***** Dataset records *****

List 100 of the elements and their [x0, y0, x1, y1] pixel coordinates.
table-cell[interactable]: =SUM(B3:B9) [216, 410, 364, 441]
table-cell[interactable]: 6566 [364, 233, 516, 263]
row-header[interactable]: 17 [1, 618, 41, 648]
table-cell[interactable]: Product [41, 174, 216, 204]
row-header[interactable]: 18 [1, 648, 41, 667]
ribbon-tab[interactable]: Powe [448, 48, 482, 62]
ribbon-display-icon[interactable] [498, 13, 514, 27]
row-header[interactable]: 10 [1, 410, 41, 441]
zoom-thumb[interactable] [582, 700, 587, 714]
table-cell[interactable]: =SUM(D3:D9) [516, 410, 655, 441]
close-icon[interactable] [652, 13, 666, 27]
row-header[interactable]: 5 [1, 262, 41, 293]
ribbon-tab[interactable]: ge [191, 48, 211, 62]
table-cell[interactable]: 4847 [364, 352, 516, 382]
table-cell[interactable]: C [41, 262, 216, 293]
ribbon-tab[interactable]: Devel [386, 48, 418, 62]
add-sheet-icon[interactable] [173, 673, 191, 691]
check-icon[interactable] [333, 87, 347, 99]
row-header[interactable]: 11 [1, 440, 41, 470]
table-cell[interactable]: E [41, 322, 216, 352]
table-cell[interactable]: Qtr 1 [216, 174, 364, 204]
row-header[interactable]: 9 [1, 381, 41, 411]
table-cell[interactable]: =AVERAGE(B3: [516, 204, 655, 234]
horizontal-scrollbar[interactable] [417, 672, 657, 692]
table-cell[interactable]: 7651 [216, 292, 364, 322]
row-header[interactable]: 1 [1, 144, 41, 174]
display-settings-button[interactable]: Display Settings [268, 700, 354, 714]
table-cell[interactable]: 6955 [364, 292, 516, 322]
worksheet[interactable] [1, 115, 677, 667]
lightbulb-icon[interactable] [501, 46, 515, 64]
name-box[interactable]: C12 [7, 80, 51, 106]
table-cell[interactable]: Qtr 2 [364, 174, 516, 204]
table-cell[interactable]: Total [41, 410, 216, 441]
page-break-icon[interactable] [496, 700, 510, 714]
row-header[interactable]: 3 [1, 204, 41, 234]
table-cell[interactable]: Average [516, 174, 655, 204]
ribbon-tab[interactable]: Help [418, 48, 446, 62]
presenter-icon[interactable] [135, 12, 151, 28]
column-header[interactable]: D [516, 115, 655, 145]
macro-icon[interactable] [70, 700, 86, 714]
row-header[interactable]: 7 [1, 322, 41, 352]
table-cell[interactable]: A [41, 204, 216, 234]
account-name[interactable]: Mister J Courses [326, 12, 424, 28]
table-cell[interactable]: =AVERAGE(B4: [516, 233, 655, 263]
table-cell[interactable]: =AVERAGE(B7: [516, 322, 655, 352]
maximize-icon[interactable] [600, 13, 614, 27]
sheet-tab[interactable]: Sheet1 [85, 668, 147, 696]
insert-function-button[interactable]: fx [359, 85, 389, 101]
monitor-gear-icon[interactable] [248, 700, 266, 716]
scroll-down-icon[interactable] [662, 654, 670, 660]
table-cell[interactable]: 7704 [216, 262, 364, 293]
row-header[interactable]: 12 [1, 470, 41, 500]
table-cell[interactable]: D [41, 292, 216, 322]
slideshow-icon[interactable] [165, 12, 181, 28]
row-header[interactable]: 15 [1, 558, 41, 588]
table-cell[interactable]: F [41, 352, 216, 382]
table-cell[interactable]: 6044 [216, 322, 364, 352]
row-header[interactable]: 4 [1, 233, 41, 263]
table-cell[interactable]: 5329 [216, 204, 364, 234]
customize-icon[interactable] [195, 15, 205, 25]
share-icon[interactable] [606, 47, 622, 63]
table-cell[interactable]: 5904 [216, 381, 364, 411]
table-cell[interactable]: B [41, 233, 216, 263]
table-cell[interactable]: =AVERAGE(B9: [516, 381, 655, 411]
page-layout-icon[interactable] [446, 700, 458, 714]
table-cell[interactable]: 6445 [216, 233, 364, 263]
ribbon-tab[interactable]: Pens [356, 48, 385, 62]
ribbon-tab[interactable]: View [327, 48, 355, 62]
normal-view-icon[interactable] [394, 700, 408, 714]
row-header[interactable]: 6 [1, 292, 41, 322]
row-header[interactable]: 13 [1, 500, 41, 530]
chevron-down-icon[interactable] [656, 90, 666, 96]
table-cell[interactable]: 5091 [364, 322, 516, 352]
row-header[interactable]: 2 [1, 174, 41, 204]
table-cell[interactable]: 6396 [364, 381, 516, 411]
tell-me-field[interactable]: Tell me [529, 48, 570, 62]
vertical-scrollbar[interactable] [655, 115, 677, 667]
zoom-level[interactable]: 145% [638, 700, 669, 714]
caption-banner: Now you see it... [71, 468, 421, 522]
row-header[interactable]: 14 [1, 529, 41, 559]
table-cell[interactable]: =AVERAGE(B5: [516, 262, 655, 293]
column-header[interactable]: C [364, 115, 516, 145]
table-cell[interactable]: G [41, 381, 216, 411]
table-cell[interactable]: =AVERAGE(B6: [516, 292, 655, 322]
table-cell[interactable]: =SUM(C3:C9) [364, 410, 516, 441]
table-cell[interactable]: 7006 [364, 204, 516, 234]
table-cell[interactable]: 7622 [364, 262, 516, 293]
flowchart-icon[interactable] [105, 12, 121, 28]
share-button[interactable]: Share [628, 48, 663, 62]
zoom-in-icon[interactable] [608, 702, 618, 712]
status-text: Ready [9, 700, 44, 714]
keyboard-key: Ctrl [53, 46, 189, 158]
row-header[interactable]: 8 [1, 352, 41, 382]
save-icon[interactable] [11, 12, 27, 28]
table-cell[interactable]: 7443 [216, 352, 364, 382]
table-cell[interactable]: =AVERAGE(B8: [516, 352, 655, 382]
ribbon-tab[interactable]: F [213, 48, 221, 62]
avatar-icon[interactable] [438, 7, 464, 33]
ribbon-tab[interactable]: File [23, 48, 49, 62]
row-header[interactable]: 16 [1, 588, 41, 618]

*****

Short task
Convert each line of the data above into a row of a Markdown table with the columns "No." and "Entry", skipping any blank lines.

Correct response
| No. | Entry |
|---|---|
| 1 | List 100 of the elements and their [x0, y0, x1, y1] pixel coordinates. |
| 2 | table-cell[interactable]: =SUM(B3:B9) [216, 410, 364, 441] |
| 3 | table-cell[interactable]: 6566 [364, 233, 516, 263] |
| 4 | row-header[interactable]: 17 [1, 618, 41, 648] |
| 5 | table-cell[interactable]: Product [41, 174, 216, 204] |
| 6 | row-header[interactable]: 18 [1, 648, 41, 667] |
| 7 | ribbon-tab[interactable]: Powe [448, 48, 482, 62] |
| 8 | ribbon-display-icon[interactable] [498, 13, 514, 27] |
| 9 | row-header[interactable]: 10 [1, 410, 41, 441] |
| 10 | zoom-thumb[interactable] [582, 700, 587, 714] |
| 11 | table-cell[interactable]: =SUM(D3:D9) [516, 410, 655, 441] |
| 12 | close-icon[interactable] [652, 13, 666, 27] |
| 13 | row-header[interactable]: 5 [1, 262, 41, 293] |
| 14 | ribbon-tab[interactable]: ge [191, 48, 211, 62] |
| 15 | table-cell[interactable]: 4847 [364, 352, 516, 382] |
| 16 | table-cell[interactable]: C [41, 262, 216, 293] |
| 17 | ribbon-tab[interactable]: Devel [386, 48, 418, 62] |
| 18 | add-sheet-icon[interactable] [173, 673, 191, 691] |
| 19 | check-icon[interactable] [333, 87, 347, 99] |
| 20 | row-header[interactable]: 11 [1, 440, 41, 470] |
| 21 | table-cell[interactable]: E [41, 322, 216, 352] |
| 22 | table-cell[interactable]: Qtr 1 [216, 174, 364, 204] |
| 23 | row-header[interactable]: 9 [1, 381, 41, 411] |
| 24 | table-cell[interactable]: =AVERAGE(B3: [516, 204, 655, 234] |
| 25 | horizontal-scrollbar[interactable] [417, 672, 657, 692] |
| 26 | table-cell[interactable]: 7651 [216, 292, 364, 322] |
| 27 | row-header[interactable]: 1 [1, 144, 41, 174] |
| 28 | display-settings-button[interactable]: Display Settings [268, 700, 354, 714] |
| 29 | table-cell[interactable]: 6955 [364, 292, 516, 322] |
| 30 | worksheet[interactable] [1, 115, 677, 667] |
| 31 | lightbulb-icon[interactable] [501, 46, 515, 64] |
| 32 | name-box[interactable]: C12 [7, 80, 51, 106] |
| 33 | table-cell[interactable]: Qtr 2 [364, 174, 516, 204] |
| 34 | table-cell[interactable]: Total [41, 410, 216, 441] |
| 35 | page-break-icon[interactable] [496, 700, 510, 714] |
| 36 | row-header[interactable]: 3 [1, 204, 41, 234] |
| 37 | table-cell[interactable]: Average [516, 174, 655, 204] |
| 38 | ribbon-tab[interactable]: Help [418, 48, 446, 62] |
| 39 | presenter-icon[interactable] [135, 12, 151, 28] |
| 40 | column-header[interactable]: D [516, 115, 655, 145] |
| 41 | macro-icon[interactable] [70, 700, 86, 714] |
| 42 | row-header[interactable]: 7 [1, 322, 41, 352] |
| 43 | table-cell[interactable]: A [41, 204, 216, 234] |
| 44 | account-name[interactable]: Mister J Courses [326, 12, 424, 28] |
| 45 | table-cell[interactable]: =AVERAGE(B4: [516, 233, 655, 263] |
| 46 | table-cell[interactable]: =AVERAGE(B7: [516, 322, 655, 352] |
| 47 | maximize-icon[interactable] [600, 13, 614, 27] |
| 48 | sheet-tab[interactable]: Sheet1 [85, 668, 147, 696] |
| 49 | insert-function-button[interactable]: fx [359, 85, 389, 101] |
| 50 | monitor-gear-icon[interactable] [248, 700, 266, 716] |
| 51 | scroll-down-icon[interactable] [662, 654, 670, 660] |
| 52 | table-cell[interactable]: 7704 [216, 262, 364, 293] |
| 53 | row-header[interactable]: 12 [1, 470, 41, 500] |
| 54 | table-cell[interactable]: D [41, 292, 216, 322] |
| 55 | slideshow-icon[interactable] [165, 12, 181, 28] |
| 56 | row-header[interactable]: 15 [1, 558, 41, 588] |
| 57 | table-cell[interactable]: F [41, 352, 216, 382] |
| 58 | table-cell[interactable]: 6044 [216, 322, 364, 352] |
| 59 | row-header[interactable]: 4 [1, 233, 41, 263] |
| 60 | table-cell[interactable]: 5329 [216, 204, 364, 234] |
| 61 | customize-icon[interactable] [195, 15, 205, 25] |
| 62 | share-icon[interactable] [606, 47, 622, 63] |
| 63 | table-cell[interactable]: 5904 [216, 381, 364, 411] |
| 64 | table-cell[interactable]: B [41, 233, 216, 263] |
| 65 | table-cell[interactable]: =AVERAGE(B9: [516, 381, 655, 411] |
| 66 | page-layout-icon[interactable] [446, 700, 458, 714] |
| 67 | table-cell[interactable]: 6445 [216, 233, 364, 263] |
| 68 | ribbon-tab[interactable]: Pens [356, 48, 385, 62] |
| 69 | ribbon-tab[interactable]: View [327, 48, 355, 62] |
| 70 | normal-view-icon[interactable] [394, 700, 408, 714] |
| 71 | row-header[interactable]: 6 [1, 292, 41, 322] |
| 72 | row-header[interactable]: 13 [1, 500, 41, 530] |
| 73 | chevron-down-icon[interactable] [656, 90, 666, 96] |
| 74 | table-cell[interactable]: 5091 [364, 322, 516, 352] |
| 75 | row-header[interactable]: 2 [1, 174, 41, 204] |
| 76 | table-cell[interactable]: 6396 [364, 381, 516, 411] |
| 77 | tell-me-field[interactable]: Tell me [529, 48, 570, 62] |
| 78 | vertical-scrollbar[interactable] [655, 115, 677, 667] |
| 79 | zoom-level[interactable]: 145% [638, 700, 669, 714] |
| 80 | caption-banner: Now you see it... [71, 468, 421, 522] |
| 81 | row-header[interactable]: 14 [1, 529, 41, 559] |
| 82 | table-cell[interactable]: =AVERAGE(B5: [516, 262, 655, 293] |
| 83 | column-header[interactable]: C [364, 115, 516, 145] |
| 84 | table-cell[interactable]: G [41, 381, 216, 411] |
| 85 | table-cell[interactable]: =AVERAGE(B6: [516, 292, 655, 322] |
| 86 | table-cell[interactable]: =SUM(C3:C9) [364, 410, 516, 441] |
| 87 | table-cell[interactable]: 7006 [364, 204, 516, 234] |
| 88 | table-cell[interactable]: 7622 [364, 262, 516, 293] |
| 89 | flowchart-icon[interactable] [105, 12, 121, 28] |
| 90 | share-button[interactable]: Share [628, 48, 663, 62] |
| 91 | zoom-in-icon[interactable] [608, 702, 618, 712] |
| 92 | status-text: Ready [9, 700, 44, 714] |
| 93 | keyboard-key: Ctrl [53, 46, 189, 158] |
| 94 | row-header[interactable]: 8 [1, 352, 41, 382] |
| 95 | save-icon[interactable] [11, 12, 27, 28] |
| 96 | table-cell[interactable]: 7443 [216, 352, 364, 382] |
| 97 | table-cell[interactable]: =AVERAGE(B8: [516, 352, 655, 382] |
| 98 | ribbon-tab[interactable]: F [213, 48, 221, 62] |
| 99 | avatar-icon[interactable] [438, 7, 464, 33] |
| 100 | ribbon-tab[interactable]: File [23, 48, 49, 62] |
| 101 | row-header[interactable]: 16 [1, 588, 41, 618] |